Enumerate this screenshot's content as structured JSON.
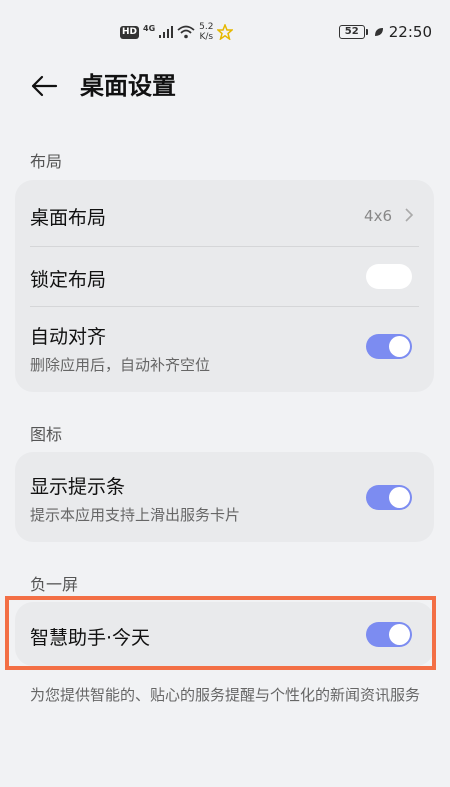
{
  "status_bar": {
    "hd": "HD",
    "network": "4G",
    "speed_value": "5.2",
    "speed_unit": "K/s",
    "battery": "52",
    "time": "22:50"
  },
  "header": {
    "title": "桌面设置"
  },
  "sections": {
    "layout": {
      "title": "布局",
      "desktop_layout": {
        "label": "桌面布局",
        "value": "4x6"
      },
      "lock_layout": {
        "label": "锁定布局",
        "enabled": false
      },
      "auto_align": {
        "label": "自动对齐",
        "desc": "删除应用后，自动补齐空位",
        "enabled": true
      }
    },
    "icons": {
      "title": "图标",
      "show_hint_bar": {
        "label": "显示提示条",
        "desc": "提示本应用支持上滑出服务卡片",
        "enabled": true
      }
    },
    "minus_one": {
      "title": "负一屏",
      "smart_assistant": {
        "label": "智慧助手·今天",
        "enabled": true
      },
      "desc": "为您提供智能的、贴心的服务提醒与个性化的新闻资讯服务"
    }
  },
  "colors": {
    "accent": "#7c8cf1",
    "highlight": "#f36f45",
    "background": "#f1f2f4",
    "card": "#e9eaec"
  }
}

---*---

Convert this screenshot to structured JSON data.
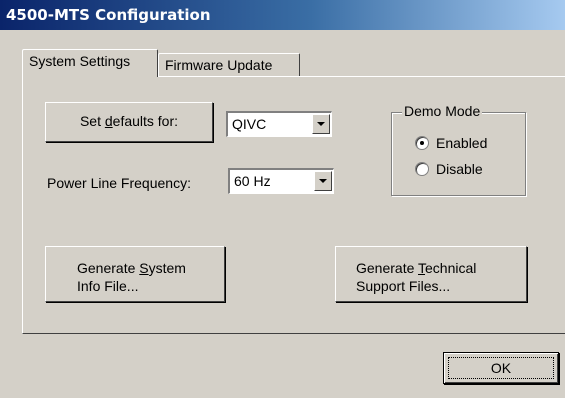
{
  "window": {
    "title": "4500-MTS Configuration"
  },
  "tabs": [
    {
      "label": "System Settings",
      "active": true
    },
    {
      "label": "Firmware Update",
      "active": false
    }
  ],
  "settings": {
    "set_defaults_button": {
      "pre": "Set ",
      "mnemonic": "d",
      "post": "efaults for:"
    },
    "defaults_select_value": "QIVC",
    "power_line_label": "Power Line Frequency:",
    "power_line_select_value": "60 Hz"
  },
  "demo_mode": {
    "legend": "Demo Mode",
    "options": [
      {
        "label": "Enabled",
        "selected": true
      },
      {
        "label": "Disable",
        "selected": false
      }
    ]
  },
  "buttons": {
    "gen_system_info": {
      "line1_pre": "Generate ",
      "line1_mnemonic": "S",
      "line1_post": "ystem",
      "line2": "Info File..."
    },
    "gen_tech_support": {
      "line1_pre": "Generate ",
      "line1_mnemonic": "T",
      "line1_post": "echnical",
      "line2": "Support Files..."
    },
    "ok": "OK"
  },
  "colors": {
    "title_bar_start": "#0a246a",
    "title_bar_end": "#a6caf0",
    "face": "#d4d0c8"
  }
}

---*---

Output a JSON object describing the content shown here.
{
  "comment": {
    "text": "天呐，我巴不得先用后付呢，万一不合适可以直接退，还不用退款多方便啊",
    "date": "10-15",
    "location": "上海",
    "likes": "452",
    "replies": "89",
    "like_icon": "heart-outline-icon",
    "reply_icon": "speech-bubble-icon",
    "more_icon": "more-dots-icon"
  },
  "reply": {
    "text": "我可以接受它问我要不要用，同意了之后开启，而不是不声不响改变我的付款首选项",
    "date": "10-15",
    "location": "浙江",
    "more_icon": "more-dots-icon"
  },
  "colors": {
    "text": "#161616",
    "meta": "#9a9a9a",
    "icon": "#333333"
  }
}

---*---

Challenge
Provide only the number of lines in the entries that hold the word "this".

The solution
2